:: Records to use ::

-- START --

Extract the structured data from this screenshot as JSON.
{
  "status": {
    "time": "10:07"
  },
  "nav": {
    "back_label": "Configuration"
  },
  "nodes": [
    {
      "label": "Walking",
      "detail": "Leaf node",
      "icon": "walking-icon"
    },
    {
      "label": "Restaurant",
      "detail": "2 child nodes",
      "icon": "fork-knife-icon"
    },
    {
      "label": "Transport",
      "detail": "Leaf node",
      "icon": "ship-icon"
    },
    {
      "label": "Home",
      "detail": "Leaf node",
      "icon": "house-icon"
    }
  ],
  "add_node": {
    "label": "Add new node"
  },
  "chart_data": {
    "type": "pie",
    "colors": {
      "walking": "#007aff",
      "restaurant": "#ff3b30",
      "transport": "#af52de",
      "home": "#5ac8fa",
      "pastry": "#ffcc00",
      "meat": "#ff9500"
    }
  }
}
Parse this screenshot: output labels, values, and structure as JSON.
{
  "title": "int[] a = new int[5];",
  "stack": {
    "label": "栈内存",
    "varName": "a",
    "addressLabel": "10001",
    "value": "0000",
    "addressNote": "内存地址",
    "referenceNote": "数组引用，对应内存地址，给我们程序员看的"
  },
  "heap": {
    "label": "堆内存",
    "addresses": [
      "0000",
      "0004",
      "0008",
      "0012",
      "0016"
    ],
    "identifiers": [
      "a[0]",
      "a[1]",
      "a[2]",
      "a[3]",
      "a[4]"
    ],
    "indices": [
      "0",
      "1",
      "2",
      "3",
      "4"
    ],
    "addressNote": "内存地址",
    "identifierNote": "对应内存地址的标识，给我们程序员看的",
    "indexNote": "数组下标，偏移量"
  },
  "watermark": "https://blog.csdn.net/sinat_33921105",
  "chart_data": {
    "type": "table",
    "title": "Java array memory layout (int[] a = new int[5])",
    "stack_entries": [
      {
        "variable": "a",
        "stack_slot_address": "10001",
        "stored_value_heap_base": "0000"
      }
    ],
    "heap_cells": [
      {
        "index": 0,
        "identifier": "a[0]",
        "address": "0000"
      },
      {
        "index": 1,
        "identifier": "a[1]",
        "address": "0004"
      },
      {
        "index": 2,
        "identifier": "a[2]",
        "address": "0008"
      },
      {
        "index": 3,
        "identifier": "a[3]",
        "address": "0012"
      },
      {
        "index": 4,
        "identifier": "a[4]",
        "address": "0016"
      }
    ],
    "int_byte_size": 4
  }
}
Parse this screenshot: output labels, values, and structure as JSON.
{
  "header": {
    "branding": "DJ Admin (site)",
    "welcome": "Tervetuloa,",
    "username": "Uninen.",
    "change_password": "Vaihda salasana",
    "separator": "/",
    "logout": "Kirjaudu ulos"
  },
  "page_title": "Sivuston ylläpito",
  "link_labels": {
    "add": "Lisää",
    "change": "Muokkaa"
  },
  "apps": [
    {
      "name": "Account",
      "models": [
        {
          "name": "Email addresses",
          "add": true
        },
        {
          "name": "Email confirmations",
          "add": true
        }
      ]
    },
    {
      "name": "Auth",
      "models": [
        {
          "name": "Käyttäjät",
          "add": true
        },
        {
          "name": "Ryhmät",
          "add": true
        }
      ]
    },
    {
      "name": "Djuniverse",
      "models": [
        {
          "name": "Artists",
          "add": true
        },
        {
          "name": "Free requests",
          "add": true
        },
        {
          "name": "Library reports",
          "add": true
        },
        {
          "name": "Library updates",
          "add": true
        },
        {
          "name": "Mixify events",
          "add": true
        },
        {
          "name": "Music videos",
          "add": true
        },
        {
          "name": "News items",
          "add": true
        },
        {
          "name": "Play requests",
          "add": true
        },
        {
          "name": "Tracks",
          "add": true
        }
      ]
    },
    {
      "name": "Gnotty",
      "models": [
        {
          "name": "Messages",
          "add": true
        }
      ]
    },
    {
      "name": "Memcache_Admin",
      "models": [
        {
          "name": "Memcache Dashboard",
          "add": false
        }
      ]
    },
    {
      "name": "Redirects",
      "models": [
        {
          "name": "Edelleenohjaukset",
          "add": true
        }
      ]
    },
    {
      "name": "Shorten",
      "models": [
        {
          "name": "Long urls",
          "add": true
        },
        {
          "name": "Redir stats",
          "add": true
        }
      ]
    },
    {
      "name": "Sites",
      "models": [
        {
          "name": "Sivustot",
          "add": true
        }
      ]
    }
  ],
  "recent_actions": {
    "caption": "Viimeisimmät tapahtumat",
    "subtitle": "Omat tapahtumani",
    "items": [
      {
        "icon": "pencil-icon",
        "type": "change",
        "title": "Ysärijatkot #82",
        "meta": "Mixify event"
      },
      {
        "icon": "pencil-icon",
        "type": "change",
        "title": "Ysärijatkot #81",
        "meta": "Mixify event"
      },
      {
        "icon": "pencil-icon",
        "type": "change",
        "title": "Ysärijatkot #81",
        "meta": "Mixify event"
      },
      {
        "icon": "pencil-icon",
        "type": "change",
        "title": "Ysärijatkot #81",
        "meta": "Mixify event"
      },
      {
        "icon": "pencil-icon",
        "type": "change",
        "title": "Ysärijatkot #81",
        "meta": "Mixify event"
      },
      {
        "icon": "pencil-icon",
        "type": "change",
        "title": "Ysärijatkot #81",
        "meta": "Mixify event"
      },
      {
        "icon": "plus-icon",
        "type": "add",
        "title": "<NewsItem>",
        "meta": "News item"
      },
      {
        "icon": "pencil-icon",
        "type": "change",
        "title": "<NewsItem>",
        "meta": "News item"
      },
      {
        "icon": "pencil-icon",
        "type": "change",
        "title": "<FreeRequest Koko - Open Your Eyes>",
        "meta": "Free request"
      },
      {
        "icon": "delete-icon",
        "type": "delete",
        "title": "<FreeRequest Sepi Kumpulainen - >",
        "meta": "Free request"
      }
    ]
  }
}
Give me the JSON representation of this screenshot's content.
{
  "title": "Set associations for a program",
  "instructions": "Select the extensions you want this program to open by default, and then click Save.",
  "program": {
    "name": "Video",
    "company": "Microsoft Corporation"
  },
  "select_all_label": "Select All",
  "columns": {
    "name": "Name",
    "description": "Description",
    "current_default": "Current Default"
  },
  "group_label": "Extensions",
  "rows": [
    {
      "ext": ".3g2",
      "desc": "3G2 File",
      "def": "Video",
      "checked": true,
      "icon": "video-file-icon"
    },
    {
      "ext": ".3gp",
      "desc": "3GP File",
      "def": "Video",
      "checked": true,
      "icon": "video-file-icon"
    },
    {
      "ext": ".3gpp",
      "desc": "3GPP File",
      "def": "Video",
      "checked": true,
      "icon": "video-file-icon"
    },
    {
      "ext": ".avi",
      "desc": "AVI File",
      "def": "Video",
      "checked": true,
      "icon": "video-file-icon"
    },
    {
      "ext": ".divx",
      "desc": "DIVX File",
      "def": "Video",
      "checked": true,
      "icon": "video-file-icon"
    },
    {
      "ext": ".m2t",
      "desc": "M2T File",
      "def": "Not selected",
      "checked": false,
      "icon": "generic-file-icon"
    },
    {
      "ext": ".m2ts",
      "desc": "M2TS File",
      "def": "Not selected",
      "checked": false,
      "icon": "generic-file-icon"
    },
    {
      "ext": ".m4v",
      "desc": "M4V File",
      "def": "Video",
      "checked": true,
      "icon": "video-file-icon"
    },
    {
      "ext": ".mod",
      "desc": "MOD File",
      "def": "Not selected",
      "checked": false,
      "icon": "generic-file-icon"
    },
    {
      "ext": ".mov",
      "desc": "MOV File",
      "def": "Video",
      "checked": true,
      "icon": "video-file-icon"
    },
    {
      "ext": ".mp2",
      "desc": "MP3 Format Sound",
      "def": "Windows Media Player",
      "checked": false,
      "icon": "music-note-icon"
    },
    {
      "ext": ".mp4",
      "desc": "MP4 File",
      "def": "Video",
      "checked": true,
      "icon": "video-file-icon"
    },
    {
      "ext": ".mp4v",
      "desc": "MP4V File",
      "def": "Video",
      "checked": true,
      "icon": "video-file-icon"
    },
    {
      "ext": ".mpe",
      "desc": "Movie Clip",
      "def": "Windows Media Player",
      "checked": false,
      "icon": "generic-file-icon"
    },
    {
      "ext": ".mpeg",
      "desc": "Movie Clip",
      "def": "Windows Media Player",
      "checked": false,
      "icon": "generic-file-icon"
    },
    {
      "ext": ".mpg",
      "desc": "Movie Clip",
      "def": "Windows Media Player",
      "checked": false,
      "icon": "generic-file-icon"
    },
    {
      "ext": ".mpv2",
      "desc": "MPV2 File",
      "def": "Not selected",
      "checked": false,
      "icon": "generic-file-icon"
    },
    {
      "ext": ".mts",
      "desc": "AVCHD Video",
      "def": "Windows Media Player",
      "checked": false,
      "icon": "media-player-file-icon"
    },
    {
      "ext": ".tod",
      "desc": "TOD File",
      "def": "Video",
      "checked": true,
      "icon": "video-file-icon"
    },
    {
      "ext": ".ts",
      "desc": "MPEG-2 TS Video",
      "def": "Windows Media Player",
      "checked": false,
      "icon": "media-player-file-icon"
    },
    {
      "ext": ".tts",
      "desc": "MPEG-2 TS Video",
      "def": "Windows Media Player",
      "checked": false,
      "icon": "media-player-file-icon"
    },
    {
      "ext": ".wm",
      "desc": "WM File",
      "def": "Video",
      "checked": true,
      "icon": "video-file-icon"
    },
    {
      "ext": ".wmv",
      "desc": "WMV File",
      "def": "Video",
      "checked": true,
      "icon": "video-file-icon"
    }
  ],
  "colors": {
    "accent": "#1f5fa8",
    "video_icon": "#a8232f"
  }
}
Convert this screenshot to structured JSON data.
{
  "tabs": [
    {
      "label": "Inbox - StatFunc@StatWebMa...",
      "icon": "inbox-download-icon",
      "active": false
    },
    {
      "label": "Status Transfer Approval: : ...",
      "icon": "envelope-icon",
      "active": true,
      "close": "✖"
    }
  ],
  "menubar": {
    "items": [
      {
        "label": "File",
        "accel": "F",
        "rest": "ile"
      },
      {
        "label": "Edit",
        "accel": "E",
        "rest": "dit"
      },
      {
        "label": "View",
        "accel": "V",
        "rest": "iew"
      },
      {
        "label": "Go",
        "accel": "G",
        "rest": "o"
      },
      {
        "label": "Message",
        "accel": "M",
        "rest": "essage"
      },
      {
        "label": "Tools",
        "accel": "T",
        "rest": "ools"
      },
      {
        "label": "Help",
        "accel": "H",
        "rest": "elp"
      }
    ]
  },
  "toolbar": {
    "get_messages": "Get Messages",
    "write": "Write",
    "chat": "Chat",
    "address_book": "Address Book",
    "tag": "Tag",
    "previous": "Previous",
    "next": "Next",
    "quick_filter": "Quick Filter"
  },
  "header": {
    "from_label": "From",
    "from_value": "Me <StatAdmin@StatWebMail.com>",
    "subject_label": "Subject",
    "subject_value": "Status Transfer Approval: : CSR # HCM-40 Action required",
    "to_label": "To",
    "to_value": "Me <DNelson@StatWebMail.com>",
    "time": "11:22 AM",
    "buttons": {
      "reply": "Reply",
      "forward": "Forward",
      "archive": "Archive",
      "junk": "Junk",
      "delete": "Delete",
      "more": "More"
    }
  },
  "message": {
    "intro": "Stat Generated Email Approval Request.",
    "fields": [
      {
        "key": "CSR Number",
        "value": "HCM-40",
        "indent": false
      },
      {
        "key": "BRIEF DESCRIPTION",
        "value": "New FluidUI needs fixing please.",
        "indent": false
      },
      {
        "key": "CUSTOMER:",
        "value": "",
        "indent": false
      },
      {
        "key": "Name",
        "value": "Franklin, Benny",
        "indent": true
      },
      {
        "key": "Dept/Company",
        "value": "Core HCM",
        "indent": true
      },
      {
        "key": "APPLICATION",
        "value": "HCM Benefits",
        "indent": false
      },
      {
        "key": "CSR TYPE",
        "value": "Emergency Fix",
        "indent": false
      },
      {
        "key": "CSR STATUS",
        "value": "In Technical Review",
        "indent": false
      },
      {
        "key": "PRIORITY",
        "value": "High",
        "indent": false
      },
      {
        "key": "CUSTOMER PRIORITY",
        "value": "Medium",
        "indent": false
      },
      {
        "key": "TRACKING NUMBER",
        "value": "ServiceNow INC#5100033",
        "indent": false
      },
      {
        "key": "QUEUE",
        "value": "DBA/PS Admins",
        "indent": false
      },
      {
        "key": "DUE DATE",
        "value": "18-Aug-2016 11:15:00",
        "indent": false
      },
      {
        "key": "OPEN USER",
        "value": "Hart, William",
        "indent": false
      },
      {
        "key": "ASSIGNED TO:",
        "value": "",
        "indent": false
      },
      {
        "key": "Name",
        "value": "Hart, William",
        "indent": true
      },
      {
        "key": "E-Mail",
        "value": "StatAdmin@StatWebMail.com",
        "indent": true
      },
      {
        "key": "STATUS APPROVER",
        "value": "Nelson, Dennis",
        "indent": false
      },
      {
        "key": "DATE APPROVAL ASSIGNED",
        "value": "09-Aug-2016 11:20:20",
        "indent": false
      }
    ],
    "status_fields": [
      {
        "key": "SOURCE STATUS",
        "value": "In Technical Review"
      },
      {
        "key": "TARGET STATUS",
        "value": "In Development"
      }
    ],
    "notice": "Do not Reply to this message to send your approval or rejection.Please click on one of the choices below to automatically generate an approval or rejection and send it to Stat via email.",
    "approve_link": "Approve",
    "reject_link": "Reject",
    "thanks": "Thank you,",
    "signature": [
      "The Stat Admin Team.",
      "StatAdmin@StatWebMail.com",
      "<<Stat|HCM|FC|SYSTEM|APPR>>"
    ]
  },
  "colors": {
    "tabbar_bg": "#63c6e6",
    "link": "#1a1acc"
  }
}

-- END --

:: What is needed ::
Look over the records above and copy each line that includes the string "CUSTOMER".

:: Exercise result ::
        "key": "CUSTOMER:",
        "key": "CUSTOMER PRIORITY",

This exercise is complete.